====== LISTED ENTRIES

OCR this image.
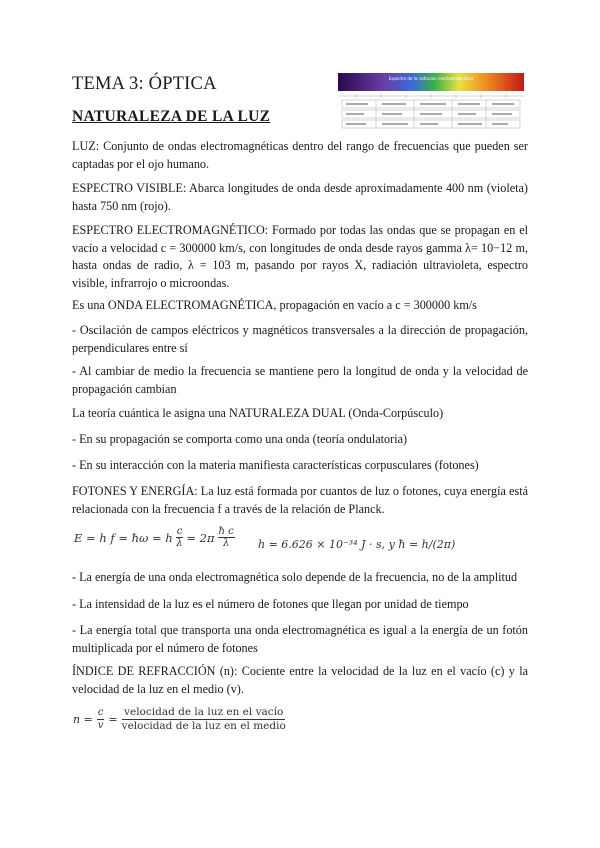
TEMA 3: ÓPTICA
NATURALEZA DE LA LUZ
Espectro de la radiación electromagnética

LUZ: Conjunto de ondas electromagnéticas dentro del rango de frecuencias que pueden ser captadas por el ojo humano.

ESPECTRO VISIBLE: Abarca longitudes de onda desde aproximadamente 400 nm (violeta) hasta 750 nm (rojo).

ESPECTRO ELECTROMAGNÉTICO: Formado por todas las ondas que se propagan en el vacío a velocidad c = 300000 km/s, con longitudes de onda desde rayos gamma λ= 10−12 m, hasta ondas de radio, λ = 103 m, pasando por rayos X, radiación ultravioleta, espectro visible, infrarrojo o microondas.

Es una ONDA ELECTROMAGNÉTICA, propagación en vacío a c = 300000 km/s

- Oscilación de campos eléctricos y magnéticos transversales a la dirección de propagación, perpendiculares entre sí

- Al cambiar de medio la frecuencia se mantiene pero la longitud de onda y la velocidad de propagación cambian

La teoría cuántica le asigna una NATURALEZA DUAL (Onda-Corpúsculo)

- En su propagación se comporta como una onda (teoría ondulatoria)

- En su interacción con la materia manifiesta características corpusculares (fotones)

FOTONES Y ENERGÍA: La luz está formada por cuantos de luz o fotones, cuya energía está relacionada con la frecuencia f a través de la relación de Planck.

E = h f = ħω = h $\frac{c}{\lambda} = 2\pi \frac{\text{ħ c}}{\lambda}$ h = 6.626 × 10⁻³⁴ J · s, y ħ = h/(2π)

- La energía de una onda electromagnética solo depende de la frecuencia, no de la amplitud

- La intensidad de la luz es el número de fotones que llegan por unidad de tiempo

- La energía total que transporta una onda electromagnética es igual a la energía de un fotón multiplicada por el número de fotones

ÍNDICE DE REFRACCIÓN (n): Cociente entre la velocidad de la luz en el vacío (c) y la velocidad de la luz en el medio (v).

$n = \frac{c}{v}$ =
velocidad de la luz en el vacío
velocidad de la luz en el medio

============

> CHALLENGE:
Quote every record above exactly, leaving out any pictures.

> WORKED ANSWER:
OCR this image.
TEMA 3: ÓPTICA
NATURALEZA DE LA LUZ
Espectro de la radiación electromagnética

LUZ: Conjunto de ondas electromagnéticas dentro del rango de frecuencias que pueden ser captadas por el ojo humano.

ESPECTRO VISIBLE: Abarca longitudes de onda desde aproximadamente 400 nm (violeta) hasta 750 nm (rojo).

ESPECTRO ELECTROMAGNÉTICO: Formado por todas las ondas que se propagan en el vacío a velocidad c = 300000 km/s, con longitudes de onda desde rayos gamma λ= 10−12 m, hasta ondas de radio, λ = 103 m, pasando por rayos X, radiación ultravioleta, espectro visible, infrarrojo o microondas.

Es una ONDA ELECTROMAGNÉTICA, propagación en vacío a c = 300000 km/s

- Oscilación de campos eléctricos y magnéticos transversales a la dirección de propagación, perpendiculares entre sí

- Al cambiar de medio la frecuencia se mantiene pero la longitud de onda y la velocidad de propagación cambian

La teoría cuántica le asigna una NATURALEZA DUAL (Onda-Corpúsculo)

- En su propagación se comporta como una onda (teoría ondulatoria)

- En su interacción con la materia manifiesta características corpusculares (fotones)

FOTONES Y ENERGÍA: La luz está formada por cuantos de luz o fotones, cuya energía está relacionada con la frecuencia f a través de la relación de Planck.

E = h f = ħω = h $\frac{c}{\lambda} = 2\pi \frac{\text{ħ c}}{\lambda}$ h = 6.626 × 10⁻³⁴ J · s, y ħ = h/(2π)

- La energía de una onda electromagnética solo depende de la frecuencia, no de la amplitud

- La intensidad de la luz es el número de fotones que llegan por unidad de tiempo

- La energía total que transporta una onda electromagnética es igual a la energía de un fotón multiplicada por el número de fotones

ÍNDICE DE REFRACCIÓN (n): Cociente entre la velocidad de la luz en el vacío (c) y la velocidad de la luz en el medio (v).

$n = \frac{c}{v}$ =
velocidad de la luz en el vacío
velocidad de la luz en el medio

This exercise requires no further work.